- **WORK TO DO**
Check the listing below for lines with the word "from" and say how many there are, with nothing but the number.

- **RECORD EXCERPTS**
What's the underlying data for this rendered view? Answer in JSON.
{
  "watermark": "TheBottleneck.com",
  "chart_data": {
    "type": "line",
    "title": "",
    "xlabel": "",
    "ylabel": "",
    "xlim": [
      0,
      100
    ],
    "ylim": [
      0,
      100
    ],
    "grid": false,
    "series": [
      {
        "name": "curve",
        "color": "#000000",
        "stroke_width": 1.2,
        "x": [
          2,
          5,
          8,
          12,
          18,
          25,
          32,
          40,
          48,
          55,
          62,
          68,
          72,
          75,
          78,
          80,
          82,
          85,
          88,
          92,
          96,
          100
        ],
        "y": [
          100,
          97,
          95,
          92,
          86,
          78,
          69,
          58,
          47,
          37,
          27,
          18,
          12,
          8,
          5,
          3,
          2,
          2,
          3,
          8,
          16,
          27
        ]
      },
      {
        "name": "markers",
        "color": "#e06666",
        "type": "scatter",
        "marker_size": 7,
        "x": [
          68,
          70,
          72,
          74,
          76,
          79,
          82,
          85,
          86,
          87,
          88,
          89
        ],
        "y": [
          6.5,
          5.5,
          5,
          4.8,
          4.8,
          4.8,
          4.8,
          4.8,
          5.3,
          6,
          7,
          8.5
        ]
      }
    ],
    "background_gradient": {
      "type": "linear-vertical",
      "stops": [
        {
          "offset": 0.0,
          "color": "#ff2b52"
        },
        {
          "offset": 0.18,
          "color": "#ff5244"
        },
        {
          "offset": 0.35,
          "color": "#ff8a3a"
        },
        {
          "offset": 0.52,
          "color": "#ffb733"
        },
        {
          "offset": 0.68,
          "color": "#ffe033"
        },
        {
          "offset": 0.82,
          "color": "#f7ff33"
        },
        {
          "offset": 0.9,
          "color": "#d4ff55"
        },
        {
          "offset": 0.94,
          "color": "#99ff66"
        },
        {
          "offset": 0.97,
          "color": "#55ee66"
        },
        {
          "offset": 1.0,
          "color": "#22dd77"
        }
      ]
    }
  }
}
...
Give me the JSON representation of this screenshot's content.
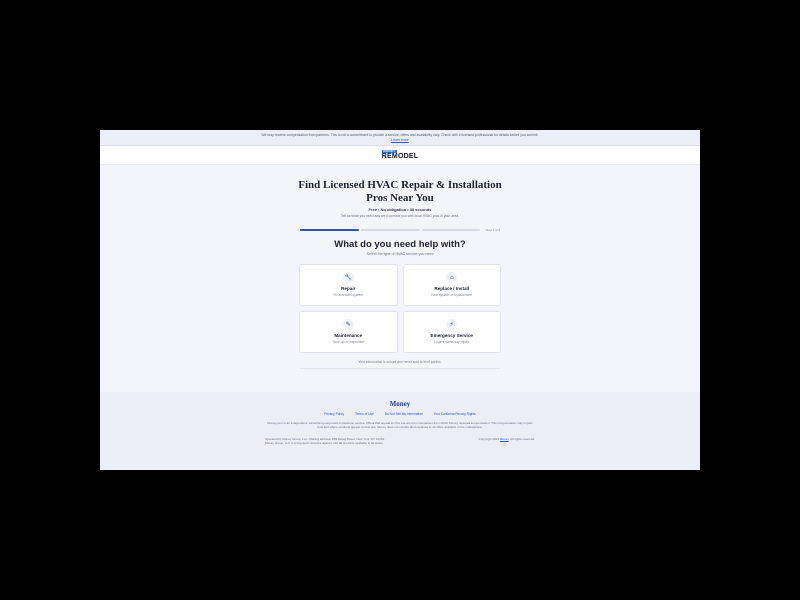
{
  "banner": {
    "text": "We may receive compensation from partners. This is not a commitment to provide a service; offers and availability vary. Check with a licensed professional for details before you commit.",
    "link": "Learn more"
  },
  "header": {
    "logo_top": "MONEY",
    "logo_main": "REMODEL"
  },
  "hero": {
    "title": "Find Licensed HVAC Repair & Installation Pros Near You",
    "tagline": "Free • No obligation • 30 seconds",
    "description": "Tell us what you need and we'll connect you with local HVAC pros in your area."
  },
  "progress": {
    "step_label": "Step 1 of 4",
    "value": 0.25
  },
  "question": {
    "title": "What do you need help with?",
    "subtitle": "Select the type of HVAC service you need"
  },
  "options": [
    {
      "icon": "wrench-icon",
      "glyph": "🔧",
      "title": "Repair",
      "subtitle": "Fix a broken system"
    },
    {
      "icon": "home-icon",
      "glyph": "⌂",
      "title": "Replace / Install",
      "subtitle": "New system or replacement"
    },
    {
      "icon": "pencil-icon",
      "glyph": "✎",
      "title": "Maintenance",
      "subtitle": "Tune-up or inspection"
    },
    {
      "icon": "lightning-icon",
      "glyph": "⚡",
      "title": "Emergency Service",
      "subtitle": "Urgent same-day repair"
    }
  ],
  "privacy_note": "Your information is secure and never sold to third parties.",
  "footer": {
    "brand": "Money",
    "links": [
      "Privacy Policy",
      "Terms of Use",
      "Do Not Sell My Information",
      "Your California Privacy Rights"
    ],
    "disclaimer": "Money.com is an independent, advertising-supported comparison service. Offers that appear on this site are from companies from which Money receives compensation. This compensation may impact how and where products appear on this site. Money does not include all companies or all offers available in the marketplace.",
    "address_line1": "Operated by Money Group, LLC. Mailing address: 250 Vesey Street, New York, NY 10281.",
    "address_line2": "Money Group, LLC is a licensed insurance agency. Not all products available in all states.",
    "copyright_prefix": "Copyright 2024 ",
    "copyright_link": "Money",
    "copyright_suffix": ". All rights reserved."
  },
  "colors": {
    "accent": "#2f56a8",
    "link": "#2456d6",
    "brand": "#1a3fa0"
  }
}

- **RESULT OF THIS TASK**
2